From the entries that follow, list every line in which the string "word" appears.

______________________________

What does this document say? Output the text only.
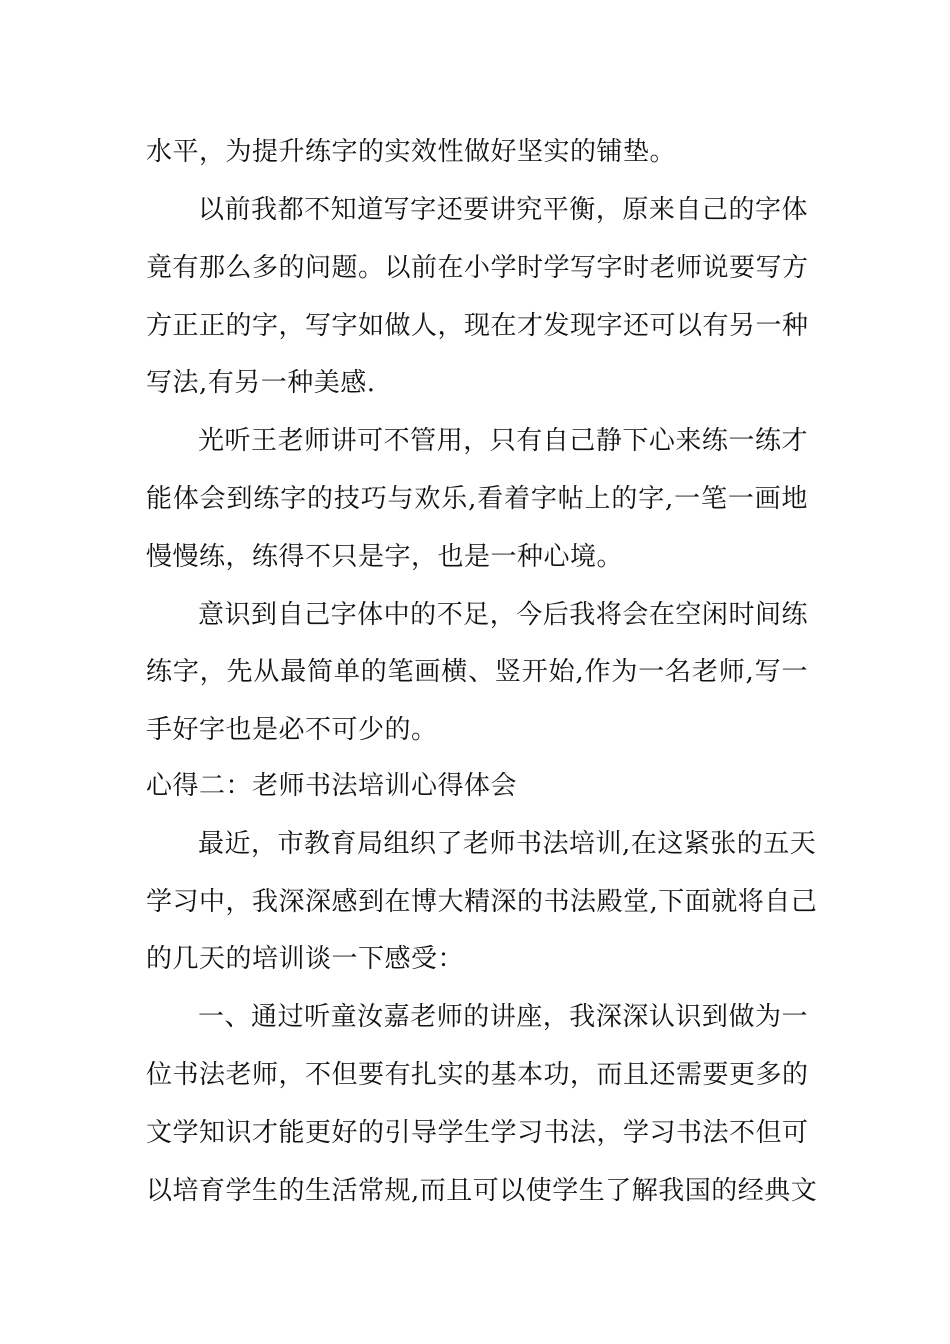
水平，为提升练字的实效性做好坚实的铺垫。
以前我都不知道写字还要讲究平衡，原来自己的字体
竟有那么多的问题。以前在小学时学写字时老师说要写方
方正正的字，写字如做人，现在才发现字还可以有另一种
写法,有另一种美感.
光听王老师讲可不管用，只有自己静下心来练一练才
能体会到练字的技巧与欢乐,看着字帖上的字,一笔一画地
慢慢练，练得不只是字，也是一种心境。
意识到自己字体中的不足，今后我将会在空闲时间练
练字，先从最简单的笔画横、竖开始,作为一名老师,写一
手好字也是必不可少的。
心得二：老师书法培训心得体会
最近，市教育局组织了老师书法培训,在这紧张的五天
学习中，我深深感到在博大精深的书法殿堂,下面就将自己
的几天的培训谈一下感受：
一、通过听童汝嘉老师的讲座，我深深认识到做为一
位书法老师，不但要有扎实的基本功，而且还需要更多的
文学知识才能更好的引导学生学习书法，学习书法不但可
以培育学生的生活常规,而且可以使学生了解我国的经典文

______________________________

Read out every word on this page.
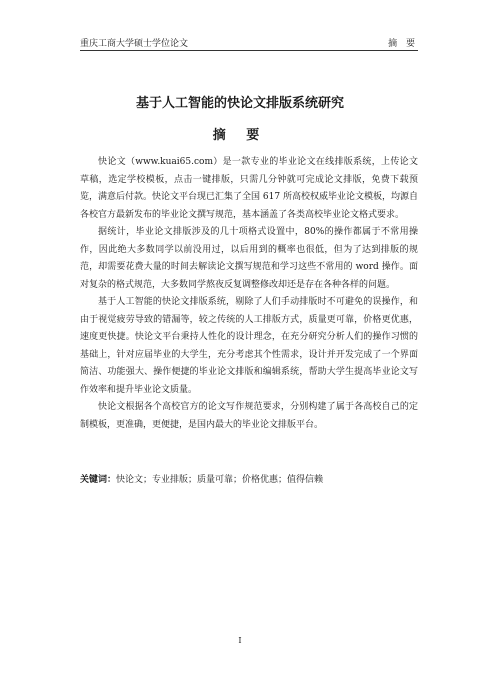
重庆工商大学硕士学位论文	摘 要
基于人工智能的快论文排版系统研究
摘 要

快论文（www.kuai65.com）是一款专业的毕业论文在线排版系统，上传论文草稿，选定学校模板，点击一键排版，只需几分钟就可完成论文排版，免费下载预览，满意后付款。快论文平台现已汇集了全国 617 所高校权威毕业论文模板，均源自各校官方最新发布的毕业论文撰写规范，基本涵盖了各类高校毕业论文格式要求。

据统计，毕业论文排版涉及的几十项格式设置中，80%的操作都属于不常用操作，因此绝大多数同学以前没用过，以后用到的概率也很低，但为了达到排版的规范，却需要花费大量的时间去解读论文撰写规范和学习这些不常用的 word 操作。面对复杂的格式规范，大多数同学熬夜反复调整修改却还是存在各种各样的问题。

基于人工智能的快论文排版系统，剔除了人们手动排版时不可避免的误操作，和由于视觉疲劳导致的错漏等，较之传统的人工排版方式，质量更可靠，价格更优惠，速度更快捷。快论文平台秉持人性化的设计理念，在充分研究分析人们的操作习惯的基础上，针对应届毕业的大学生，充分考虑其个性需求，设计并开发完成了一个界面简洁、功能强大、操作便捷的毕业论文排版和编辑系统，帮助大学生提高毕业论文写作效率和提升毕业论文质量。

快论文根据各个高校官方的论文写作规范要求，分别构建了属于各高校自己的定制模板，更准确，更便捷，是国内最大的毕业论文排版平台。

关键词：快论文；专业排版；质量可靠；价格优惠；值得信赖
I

______________________________

## RESPONSE
Read out every word on this page.
据统计，毕业论文排版涉及的几十项格式设置中，80%的操作都属于不常用操作，因此绝大多数同学以前没用过，以后用到的概率也很低，但为了达到排版的规范，却需要花费大量的时间去解读论文撰写规范和学习这些不常用的 word 操作。面对复杂的格式规范，大多数同学熬夜反复调整修改却还是存在各种各样的问题。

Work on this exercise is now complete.